----- Listed records
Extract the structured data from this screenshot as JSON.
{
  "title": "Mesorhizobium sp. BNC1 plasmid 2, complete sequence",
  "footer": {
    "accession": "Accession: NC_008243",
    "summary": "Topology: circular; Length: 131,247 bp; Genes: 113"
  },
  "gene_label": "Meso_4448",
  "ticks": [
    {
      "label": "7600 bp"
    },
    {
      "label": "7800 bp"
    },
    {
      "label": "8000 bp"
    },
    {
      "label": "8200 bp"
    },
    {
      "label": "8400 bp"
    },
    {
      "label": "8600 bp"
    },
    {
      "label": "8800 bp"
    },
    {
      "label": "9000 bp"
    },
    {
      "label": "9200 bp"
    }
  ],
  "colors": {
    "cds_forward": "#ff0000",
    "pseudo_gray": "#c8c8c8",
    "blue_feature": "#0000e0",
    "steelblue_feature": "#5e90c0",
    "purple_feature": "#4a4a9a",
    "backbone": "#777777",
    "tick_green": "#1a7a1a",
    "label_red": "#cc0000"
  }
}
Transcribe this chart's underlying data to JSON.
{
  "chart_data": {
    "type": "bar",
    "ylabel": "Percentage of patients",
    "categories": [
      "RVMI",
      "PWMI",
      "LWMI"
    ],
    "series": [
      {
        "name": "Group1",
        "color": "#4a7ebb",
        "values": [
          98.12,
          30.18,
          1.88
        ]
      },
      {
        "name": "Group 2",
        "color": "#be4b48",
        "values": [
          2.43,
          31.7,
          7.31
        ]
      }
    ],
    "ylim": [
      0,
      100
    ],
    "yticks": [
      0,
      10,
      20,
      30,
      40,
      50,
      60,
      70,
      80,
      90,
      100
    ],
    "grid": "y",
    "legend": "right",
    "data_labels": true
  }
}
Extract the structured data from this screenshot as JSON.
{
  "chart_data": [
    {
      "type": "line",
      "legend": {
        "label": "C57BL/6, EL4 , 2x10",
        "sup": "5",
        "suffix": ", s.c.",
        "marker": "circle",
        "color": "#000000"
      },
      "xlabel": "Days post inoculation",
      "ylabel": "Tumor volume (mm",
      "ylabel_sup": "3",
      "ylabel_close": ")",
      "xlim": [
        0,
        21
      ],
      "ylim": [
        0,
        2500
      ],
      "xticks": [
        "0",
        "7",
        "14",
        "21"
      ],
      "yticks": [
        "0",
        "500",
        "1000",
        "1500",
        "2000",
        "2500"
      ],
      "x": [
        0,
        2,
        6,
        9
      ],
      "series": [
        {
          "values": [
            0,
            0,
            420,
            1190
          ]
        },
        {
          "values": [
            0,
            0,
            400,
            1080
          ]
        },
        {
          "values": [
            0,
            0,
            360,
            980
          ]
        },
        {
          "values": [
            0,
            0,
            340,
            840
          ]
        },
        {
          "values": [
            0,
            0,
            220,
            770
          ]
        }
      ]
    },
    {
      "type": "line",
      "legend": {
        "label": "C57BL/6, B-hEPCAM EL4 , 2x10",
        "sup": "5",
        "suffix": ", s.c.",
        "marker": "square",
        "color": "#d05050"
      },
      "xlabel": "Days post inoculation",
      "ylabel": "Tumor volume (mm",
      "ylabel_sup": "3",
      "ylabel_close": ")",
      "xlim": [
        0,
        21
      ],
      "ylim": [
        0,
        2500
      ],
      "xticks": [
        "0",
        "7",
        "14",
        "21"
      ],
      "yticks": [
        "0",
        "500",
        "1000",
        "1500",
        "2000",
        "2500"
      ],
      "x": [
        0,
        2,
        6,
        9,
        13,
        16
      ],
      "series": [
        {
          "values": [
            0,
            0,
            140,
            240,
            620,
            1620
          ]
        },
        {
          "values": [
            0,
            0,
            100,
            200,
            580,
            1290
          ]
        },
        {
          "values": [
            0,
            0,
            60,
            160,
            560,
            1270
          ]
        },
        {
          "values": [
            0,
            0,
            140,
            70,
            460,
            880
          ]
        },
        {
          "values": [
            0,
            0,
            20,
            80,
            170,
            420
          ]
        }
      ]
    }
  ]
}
----------
● Directions for this task: Every record above should be output exactly.

● Problem solution:
Extract the structured data from this screenshot as JSON.
{
  "title": "Mesorhizobium sp. BNC1 plasmid 2, complete sequence",
  "footer": {
    "accession": "Accession: NC_008243",
    "summary": "Topology: circular; Length: 131,247 bp; Genes: 113"
  },
  "gene_label": "Meso_4448",
  "ticks": [
    {
      "label": "7600 bp"
    },
    {
      "label": "7800 bp"
    },
    {
      "label": "8000 bp"
    },
    {
      "label": "8200 bp"
    },
    {
      "label": "8400 bp"
    },
    {
      "label": "8600 bp"
    },
    {
      "label": "8800 bp"
    },
    {
      "label": "9000 bp"
    },
    {
      "label": "9200 bp"
    }
  ],
  "colors": {
    "cds_forward": "#ff0000",
    "pseudo_gray": "#c8c8c8",
    "blue_feature": "#0000e0",
    "steelblue_feature": "#5e90c0",
    "purple_feature": "#4a4a9a",
    "backbone": "#777777",
    "tick_green": "#1a7a1a",
    "label_red": "#cc0000"
  }
}
Transcribe this chart's underlying data to JSON.
{
  "chart_data": {
    "type": "bar",
    "ylabel": "Percentage of patients",
    "categories": [
      "RVMI",
      "PWMI",
      "LWMI"
    ],
    "series": [
      {
        "name": "Group1",
        "color": "#4a7ebb",
        "values": [
          98.12,
          30.18,
          1.88
        ]
      },
      {
        "name": "Group 2",
        "color": "#be4b48",
        "values": [
          2.43,
          31.7,
          7.31
        ]
      }
    ],
    "ylim": [
      0,
      100
    ],
    "yticks": [
      0,
      10,
      20,
      30,
      40,
      50,
      60,
      70,
      80,
      90,
      100
    ],
    "grid": "y",
    "legend": "right",
    "data_labels": true
  }
}
Extract the structured data from this screenshot as JSON.
{
  "chart_data": [
    {
      "type": "line",
      "legend": {
        "label": "C57BL/6, EL4 , 2x10",
        "sup": "5",
        "suffix": ", s.c.",
        "marker": "circle",
        "color": "#000000"
      },
      "xlabel": "Days post inoculation",
      "ylabel": "Tumor volume (mm",
      "ylabel_sup": "3",
      "ylabel_close": ")",
      "xlim": [
        0,
        21
      ],
      "ylim": [
        0,
        2500
      ],
      "xticks": [
        "0",
        "7",
        "14",
        "21"
      ],
      "yticks": [
        "0",
        "500",
        "1000",
        "1500",
        "2000",
        "2500"
      ],
      "x": [
        0,
        2,
        6,
        9
      ],
      "series": [
        {
          "values": [
            0,
            0,
            420,
            1190
          ]
        },
        {
          "values": [
            0,
            0,
            400,
            1080
          ]
        },
        {
          "values": [
            0,
            0,
            360,
            980
          ]
        },
        {
          "values": [
            0,
            0,
            340,
            840
          ]
        },
        {
          "values": [
            0,
            0,
            220,
            770
          ]
        }
      ]
    },
    {
      "type": "line",
      "legend": {
        "label": "C57BL/6, B-hEPCAM EL4 , 2x10",
        "sup": "5",
        "suffix": ", s.c.",
        "marker": "square",
        "color": "#d05050"
      },
      "xlabel": "Days post inoculation",
      "ylabel": "Tumor volume (mm",
      "ylabel_sup": "3",
      "ylabel_close": ")",
      "xlim": [
        0,
        21
      ],
      "ylim": [
        0,
        2500
      ],
      "xticks": [
        "0",
        "7",
        "14",
        "21"
      ],
      "yticks": [
        "0",
        "500",
        "1000",
        "1500",
        "2000",
        "2500"
      ],
      "x": [
        0,
        2,
        6,
        9,
        13,
        16
      ],
      "series": [
        {
          "values": [
            0,
            0,
            140,
            240,
            620,
            1620
          ]
        },
        {
          "values": [
            0,
            0,
            100,
            200,
            580,
            1290
          ]
        },
        {
          "values": [
            0,
            0,
            60,
            160,
            560,
            1270
          ]
        },
        {
          "values": [
            0,
            0,
            140,
            70,
            460,
            880
          ]
        },
        {
          "values": [
            0,
            0,
            20,
            80,
            170,
            420
          ]
        }
      ]
    }
  ]
}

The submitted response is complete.